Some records
= = = = =

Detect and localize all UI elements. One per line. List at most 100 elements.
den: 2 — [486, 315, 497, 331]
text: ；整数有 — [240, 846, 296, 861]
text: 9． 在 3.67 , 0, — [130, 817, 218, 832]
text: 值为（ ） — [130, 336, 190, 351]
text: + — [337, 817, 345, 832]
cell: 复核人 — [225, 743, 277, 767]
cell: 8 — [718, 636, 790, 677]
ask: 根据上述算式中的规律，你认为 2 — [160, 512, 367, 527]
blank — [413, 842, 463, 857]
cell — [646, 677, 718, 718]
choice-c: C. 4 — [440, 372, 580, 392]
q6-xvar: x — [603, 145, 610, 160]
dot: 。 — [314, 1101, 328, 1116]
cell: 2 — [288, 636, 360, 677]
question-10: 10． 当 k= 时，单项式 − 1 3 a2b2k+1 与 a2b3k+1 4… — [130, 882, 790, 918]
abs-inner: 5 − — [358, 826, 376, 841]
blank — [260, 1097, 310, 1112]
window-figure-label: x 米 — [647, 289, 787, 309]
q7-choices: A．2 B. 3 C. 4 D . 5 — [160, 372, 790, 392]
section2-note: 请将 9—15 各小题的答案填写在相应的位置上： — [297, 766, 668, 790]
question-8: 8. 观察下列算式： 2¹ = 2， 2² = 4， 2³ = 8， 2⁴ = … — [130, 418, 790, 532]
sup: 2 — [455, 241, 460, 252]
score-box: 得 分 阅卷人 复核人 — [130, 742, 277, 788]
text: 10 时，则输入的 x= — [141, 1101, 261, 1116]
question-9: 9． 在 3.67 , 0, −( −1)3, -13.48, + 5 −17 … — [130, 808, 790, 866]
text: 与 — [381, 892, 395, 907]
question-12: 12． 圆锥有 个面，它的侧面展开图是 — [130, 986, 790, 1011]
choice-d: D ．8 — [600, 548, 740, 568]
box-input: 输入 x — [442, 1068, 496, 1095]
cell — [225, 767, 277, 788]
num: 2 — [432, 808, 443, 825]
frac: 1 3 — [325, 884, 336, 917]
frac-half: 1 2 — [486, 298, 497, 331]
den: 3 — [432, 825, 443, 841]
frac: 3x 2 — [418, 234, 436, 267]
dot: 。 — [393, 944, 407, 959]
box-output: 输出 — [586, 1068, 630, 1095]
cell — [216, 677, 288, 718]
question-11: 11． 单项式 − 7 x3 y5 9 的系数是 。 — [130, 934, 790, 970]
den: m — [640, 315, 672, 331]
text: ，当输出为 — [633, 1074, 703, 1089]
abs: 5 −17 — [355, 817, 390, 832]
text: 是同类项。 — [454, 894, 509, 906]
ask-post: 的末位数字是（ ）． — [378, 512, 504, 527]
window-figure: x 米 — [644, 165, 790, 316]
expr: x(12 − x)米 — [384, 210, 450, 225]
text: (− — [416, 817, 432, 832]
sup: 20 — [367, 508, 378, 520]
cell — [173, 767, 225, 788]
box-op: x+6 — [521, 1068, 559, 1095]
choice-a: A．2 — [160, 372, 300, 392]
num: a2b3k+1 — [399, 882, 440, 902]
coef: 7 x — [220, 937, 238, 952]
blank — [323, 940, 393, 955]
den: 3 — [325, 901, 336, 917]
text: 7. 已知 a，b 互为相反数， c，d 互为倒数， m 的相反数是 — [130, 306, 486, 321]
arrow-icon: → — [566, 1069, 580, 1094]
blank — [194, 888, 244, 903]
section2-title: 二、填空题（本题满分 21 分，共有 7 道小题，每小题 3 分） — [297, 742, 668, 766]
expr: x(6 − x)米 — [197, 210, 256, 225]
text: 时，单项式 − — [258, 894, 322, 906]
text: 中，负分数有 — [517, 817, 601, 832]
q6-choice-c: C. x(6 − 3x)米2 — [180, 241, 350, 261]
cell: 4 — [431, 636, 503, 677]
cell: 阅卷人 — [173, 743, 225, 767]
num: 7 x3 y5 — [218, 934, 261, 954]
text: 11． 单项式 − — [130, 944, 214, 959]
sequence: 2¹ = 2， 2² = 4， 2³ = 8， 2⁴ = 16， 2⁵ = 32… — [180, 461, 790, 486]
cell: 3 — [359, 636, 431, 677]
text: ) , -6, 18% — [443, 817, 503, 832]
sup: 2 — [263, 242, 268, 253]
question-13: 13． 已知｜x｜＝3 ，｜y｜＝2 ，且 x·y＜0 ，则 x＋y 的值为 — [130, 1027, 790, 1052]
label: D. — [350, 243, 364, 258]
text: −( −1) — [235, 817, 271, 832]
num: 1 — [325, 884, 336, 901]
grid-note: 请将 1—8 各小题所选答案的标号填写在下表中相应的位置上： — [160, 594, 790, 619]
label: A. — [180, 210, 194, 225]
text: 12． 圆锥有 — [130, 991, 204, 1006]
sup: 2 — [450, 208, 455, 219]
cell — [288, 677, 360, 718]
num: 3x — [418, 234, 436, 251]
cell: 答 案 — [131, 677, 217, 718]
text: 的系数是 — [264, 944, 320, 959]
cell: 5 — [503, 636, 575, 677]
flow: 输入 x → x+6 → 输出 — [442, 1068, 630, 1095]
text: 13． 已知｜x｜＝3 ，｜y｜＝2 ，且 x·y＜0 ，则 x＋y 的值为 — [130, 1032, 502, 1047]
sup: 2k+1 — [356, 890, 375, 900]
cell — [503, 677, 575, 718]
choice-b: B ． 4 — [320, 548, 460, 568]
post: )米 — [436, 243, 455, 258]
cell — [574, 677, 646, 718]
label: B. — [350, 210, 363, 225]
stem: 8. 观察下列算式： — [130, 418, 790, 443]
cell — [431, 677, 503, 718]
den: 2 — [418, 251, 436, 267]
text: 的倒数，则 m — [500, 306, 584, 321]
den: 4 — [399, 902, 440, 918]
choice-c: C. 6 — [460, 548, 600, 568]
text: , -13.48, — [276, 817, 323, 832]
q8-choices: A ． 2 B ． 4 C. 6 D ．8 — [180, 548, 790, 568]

= = = = =

### Task to carry out:
Reproduce every line of the material above, keeping each one unchanged.

### Solution to the exercise:
Detect and localize all UI elements. One per line. List at most 100 elements.
den: 2 — [486, 315, 497, 331]
text: ；整数有 — [240, 846, 296, 861]
text: 9． 在 3.67 , 0, — [130, 817, 218, 832]
text: 值为（ ） — [130, 336, 190, 351]
text: + — [337, 817, 345, 832]
cell: 复核人 — [225, 743, 277, 767]
cell: 8 — [718, 636, 790, 677]
ask: 根据上述算式中的规律，你认为 2 — [160, 512, 367, 527]
blank — [413, 842, 463, 857]
cell — [646, 677, 718, 718]
choice-c: C. 4 — [440, 372, 580, 392]
q6-xvar: x — [603, 145, 610, 160]
dot: 。 — [314, 1101, 328, 1116]
cell: 2 — [288, 636, 360, 677]
question-10: 10． 当 k= 时，单项式 − 1 3 a2b2k+1 与 a2b3k+1 4… — [130, 882, 790, 918]
abs-inner: 5 − — [358, 826, 376, 841]
blank — [260, 1097, 310, 1112]
window-figure-label: x 米 — [647, 289, 787, 309]
q7-choices: A．2 B. 3 C. 4 D . 5 — [160, 372, 790, 392]
section2-note: 请将 9—15 各小题的答案填写在相应的位置上： — [297, 766, 668, 790]
question-8: 8. 观察下列算式： 2¹ = 2， 2² = 4， 2³ = 8， 2⁴ = … — [130, 418, 790, 532]
sup: 2 — [455, 241, 460, 252]
score-box: 得 分 阅卷人 复核人 — [130, 742, 277, 788]
text: 10 时，则输入的 x= — [141, 1101, 261, 1116]
question-9: 9． 在 3.67 , 0, −( −1)3, -13.48, + 5 −17 … — [130, 808, 790, 866]
text: 与 — [381, 892, 395, 907]
question-12: 12． 圆锥有 个面，它的侧面展开图是 — [130, 986, 790, 1011]
choice-d: D ．8 — [600, 548, 740, 568]
box-input: 输入 x — [442, 1068, 496, 1095]
cell — [225, 767, 277, 788]
num: 2 — [432, 808, 443, 825]
frac: 1 3 — [325, 884, 336, 917]
frac-half: 1 2 — [486, 298, 497, 331]
den: 3 — [432, 825, 443, 841]
frac: 3x 2 — [418, 234, 436, 267]
dot: 。 — [393, 944, 407, 959]
box-output: 输出 — [586, 1068, 630, 1095]
cell — [216, 677, 288, 718]
question-11: 11． 单项式 − 7 x3 y5 9 的系数是 。 — [130, 934, 790, 970]
den: m — [640, 315, 672, 331]
text: ，当输出为 — [633, 1074, 703, 1089]
abs: 5 −17 — [355, 817, 390, 832]
text: 是同类项。 — [454, 894, 509, 906]
ask-post: 的末位数字是（ ）． — [378, 512, 504, 527]
window-figure: x 米 — [644, 165, 790, 316]
expr: x(12 − x)米 — [384, 210, 450, 225]
text: (− — [416, 817, 432, 832]
sup: 20 — [367, 508, 378, 520]
cell — [173, 767, 225, 788]
box-op: x+6 — [521, 1068, 559, 1095]
choice-a: A．2 — [160, 372, 300, 392]
num: a2b3k+1 — [399, 882, 440, 902]
coef: 7 x — [220, 937, 238, 952]
blank — [323, 940, 393, 955]
den: 3 — [325, 901, 336, 917]
text: 7. 已知 a，b 互为相反数， c，d 互为倒数， m 的相反数是 — [130, 306, 486, 321]
arrow-icon: → — [566, 1069, 580, 1094]
blank — [194, 888, 244, 903]
section2-title: 二、填空题（本题满分 21 分，共有 7 道小题，每小题 3 分） — [297, 742, 668, 766]
expr: x(6 − x)米 — [197, 210, 256, 225]
text: 时，单项式 − — [258, 894, 322, 906]
text: 中，负分数有 — [517, 817, 601, 832]
q6-choice-c: C. x(6 − 3x)米2 — [180, 241, 350, 261]
cell: 4 — [431, 636, 503, 677]
cell: 阅卷人 — [173, 743, 225, 767]
num: 7 x3 y5 — [218, 934, 261, 954]
text: 11． 单项式 − — [130, 944, 214, 959]
sequence: 2¹ = 2， 2² = 4， 2³ = 8， 2⁴ = 16， 2⁵ = 32… — [180, 461, 790, 486]
cell: 3 — [359, 636, 431, 677]
text: ) , -6, 18% — [443, 817, 503, 832]
sup: 2 — [263, 242, 268, 253]
question-13: 13． 已知｜x｜＝3 ，｜y｜＝2 ，且 x·y＜0 ，则 x＋y 的值为 — [130, 1027, 790, 1052]
label: D. — [350, 243, 364, 258]
text: −( −1) — [235, 817, 271, 832]
num: 1 — [325, 884, 336, 901]
grid-note: 请将 1—8 各小题所选答案的标号填写在下表中相应的位置上： — [160, 594, 790, 619]
label: A. — [180, 210, 194, 225]
text: 12． 圆锥有 — [130, 991, 204, 1006]
sup: 2 — [450, 208, 455, 219]
cell — [288, 677, 360, 718]
num: 3x — [418, 234, 436, 251]
cell: 答 案 — [131, 677, 217, 718]
text: 的系数是 — [264, 944, 320, 959]
cell: 5 — [503, 636, 575, 677]
flow: 输入 x → x+6 → 输出 — [442, 1068, 630, 1095]
text: 13． 已知｜x｜＝3 ，｜y｜＝2 ，且 x·y＜0 ，则 x＋y 的值为 — [130, 1032, 502, 1047]
sup: 2k+1 — [356, 890, 375, 900]
cell — [503, 677, 575, 718]
choice-b: B ． 4 — [320, 548, 460, 568]
post: )米 — [436, 243, 455, 258]
cell — [574, 677, 646, 718]
label: B. — [350, 210, 363, 225]
stem: 8. 观察下列算式： — [130, 418, 790, 443]
cell — [431, 677, 503, 718]
den: 2 — [418, 251, 436, 267]
text: 的倒数，则 m — [500, 306, 584, 321]
den: 4 — [399, 902, 440, 918]
choice-c: C. 6 — [460, 548, 600, 568]
text: , -13.48, — [276, 817, 323, 832]
q8-choices: A ． 2 B ． 4 C. 6 D ．8 — [180, 548, 790, 568]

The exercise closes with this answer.